◆ **Exercise description**
Beneath this sentence is a set of records; write each of them out exactly.

◆ **Entries provided**

---

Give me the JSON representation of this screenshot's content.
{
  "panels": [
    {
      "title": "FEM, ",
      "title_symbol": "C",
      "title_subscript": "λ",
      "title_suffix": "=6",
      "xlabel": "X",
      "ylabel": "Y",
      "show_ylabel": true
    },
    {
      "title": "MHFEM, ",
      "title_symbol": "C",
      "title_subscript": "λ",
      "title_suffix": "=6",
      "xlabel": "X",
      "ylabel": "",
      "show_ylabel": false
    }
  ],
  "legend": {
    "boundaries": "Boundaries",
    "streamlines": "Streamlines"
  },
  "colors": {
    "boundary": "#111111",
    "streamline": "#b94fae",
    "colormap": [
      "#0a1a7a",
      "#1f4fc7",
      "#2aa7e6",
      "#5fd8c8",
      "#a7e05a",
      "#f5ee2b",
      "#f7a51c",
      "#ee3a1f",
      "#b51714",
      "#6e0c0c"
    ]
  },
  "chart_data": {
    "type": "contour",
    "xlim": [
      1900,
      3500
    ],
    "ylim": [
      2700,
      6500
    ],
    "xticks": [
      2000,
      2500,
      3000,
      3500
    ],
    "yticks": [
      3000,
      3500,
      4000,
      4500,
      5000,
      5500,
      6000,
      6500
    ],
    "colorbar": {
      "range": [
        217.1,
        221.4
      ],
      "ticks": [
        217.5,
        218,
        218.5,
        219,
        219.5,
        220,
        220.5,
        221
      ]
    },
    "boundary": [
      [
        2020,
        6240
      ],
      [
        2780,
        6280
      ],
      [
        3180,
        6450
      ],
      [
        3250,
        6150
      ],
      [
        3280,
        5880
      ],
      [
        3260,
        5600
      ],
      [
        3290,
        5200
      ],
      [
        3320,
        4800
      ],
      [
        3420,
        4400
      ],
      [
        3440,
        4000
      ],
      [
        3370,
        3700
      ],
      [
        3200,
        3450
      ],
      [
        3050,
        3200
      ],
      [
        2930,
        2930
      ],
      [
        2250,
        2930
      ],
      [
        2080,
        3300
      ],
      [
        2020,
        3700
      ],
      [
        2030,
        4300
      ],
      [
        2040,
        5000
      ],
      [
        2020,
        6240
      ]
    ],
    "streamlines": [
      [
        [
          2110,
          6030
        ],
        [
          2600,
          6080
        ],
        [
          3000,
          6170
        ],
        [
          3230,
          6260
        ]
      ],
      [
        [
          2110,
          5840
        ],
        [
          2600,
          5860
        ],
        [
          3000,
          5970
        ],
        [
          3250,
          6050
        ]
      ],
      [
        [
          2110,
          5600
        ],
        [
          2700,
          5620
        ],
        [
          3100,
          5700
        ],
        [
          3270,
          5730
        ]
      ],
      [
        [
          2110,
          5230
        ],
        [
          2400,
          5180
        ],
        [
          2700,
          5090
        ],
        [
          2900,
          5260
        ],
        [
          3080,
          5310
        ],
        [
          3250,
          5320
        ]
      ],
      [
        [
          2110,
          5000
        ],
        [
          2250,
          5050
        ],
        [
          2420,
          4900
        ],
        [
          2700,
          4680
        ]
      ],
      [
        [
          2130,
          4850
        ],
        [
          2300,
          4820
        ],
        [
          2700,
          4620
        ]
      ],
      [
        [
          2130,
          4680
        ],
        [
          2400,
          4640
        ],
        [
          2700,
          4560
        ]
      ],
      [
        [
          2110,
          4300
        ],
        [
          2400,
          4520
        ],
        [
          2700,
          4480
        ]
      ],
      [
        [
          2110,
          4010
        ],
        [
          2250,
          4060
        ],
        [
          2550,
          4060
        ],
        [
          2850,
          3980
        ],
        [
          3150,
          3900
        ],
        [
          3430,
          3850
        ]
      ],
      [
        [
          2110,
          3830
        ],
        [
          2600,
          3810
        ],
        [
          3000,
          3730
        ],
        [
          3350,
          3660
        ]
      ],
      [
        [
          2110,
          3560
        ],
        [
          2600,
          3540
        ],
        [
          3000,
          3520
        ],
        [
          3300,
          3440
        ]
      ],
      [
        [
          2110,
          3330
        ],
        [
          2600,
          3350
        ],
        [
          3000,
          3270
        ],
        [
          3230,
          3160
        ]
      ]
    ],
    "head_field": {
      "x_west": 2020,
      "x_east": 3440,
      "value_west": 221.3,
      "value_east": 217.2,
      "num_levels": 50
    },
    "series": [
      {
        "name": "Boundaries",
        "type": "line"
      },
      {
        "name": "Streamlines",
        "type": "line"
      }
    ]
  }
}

---

◆ **Solution below**
Give me the JSON representation of this screenshot's content.
{
  "panels": [
    {
      "title": "FEM, ",
      "title_symbol": "C",
      "title_subscript": "λ",
      "title_suffix": "=6",
      "xlabel": "X",
      "ylabel": "Y",
      "show_ylabel": true
    },
    {
      "title": "MHFEM, ",
      "title_symbol": "C",
      "title_subscript": "λ",
      "title_suffix": "=6",
      "xlabel": "X",
      "ylabel": "",
      "show_ylabel": false
    }
  ],
  "legend": {
    "boundaries": "Boundaries",
    "streamlines": "Streamlines"
  },
  "colors": {
    "boundary": "#111111",
    "streamline": "#b94fae",
    "colormap": [
      "#0a1a7a",
      "#1f4fc7",
      "#2aa7e6",
      "#5fd8c8",
      "#a7e05a",
      "#f5ee2b",
      "#f7a51c",
      "#ee3a1f",
      "#b51714",
      "#6e0c0c"
    ]
  },
  "chart_data": {
    "type": "contour",
    "xlim": [
      1900,
      3500
    ],
    "ylim": [
      2700,
      6500
    ],
    "xticks": [
      2000,
      2500,
      3000,
      3500
    ],
    "yticks": [
      3000,
      3500,
      4000,
      4500,
      5000,
      5500,
      6000,
      6500
    ],
    "colorbar": {
      "range": [
        217.1,
        221.4
      ],
      "ticks": [
        217.5,
        218,
        218.5,
        219,
        219.5,
        220,
        220.5,
        221
      ]
    },
    "boundary": [
      [
        2020,
        6240
      ],
      [
        2780,
        6280
      ],
      [
        3180,
        6450
      ],
      [
        3250,
        6150
      ],
      [
        3280,
        5880
      ],
      [
        3260,
        5600
      ],
      [
        3290,
        5200
      ],
      [
        3320,
        4800
      ],
      [
        3420,
        4400
      ],
      [
        3440,
        4000
      ],
      [
        3370,
        3700
      ],
      [
        3200,
        3450
      ],
      [
        3050,
        3200
      ],
      [
        2930,
        2930
      ],
      [
        2250,
        2930
      ],
      [
        2080,
        3300
      ],
      [
        2020,
        3700
      ],
      [
        2030,
        4300
      ],
      [
        2040,
        5000
      ],
      [
        2020,
        6240
      ]
    ],
    "streamlines": [
      [
        [
          2110,
          6030
        ],
        [
          2600,
          6080
        ],
        [
          3000,
          6170
        ],
        [
          3230,
          6260
        ]
      ],
      [
        [
          2110,
          5840
        ],
        [
          2600,
          5860
        ],
        [
          3000,
          5970
        ],
        [
          3250,
          6050
        ]
      ],
      [
        [
          2110,
          5600
        ],
        [
          2700,
          5620
        ],
        [
          3100,
          5700
        ],
        [
          3270,
          5730
        ]
      ],
      [
        [
          2110,
          5230
        ],
        [
          2400,
          5180
        ],
        [
          2700,
          5090
        ],
        [
          2900,
          5260
        ],
        [
          3080,
          5310
        ],
        [
          3250,
          5320
        ]
      ],
      [
        [
          2110,
          5000
        ],
        [
          2250,
          5050
        ],
        [
          2420,
          4900
        ],
        [
          2700,
          4680
        ]
      ],
      [
        [
          2130,
          4850
        ],
        [
          2300,
          4820
        ],
        [
          2700,
          4620
        ]
      ],
      [
        [
          2130,
          4680
        ],
        [
          2400,
          4640
        ],
        [
          2700,
          4560
        ]
      ],
      [
        [
          2110,
          4300
        ],
        [
          2400,
          4520
        ],
        [
          2700,
          4480
        ]
      ],
      [
        [
          2110,
          4010
        ],
        [
          2250,
          4060
        ],
        [
          2550,
          4060
        ],
        [
          2850,
          3980
        ],
        [
          3150,
          3900
        ],
        [
          3430,
          3850
        ]
      ],
      [
        [
          2110,
          3830
        ],
        [
          2600,
          3810
        ],
        [
          3000,
          3730
        ],
        [
          3350,
          3660
        ]
      ],
      [
        [
          2110,
          3560
        ],
        [
          2600,
          3540
        ],
        [
          3000,
          3520
        ],
        [
          3300,
          3440
        ]
      ],
      [
        [
          2110,
          3330
        ],
        [
          2600,
          3350
        ],
        [
          3000,
          3270
        ],
        [
          3230,
          3160
        ]
      ]
    ],
    "head_field": {
      "x_west": 2020,
      "x_east": 3440,
      "value_west": 221.3,
      "value_east": 217.2,
      "num_levels": 50
    },
    "series": [
      {
        "name": "Boundaries",
        "type": "line"
      },
      {
        "name": "Streamlines",
        "type": "line"
      }
    ]
  }
}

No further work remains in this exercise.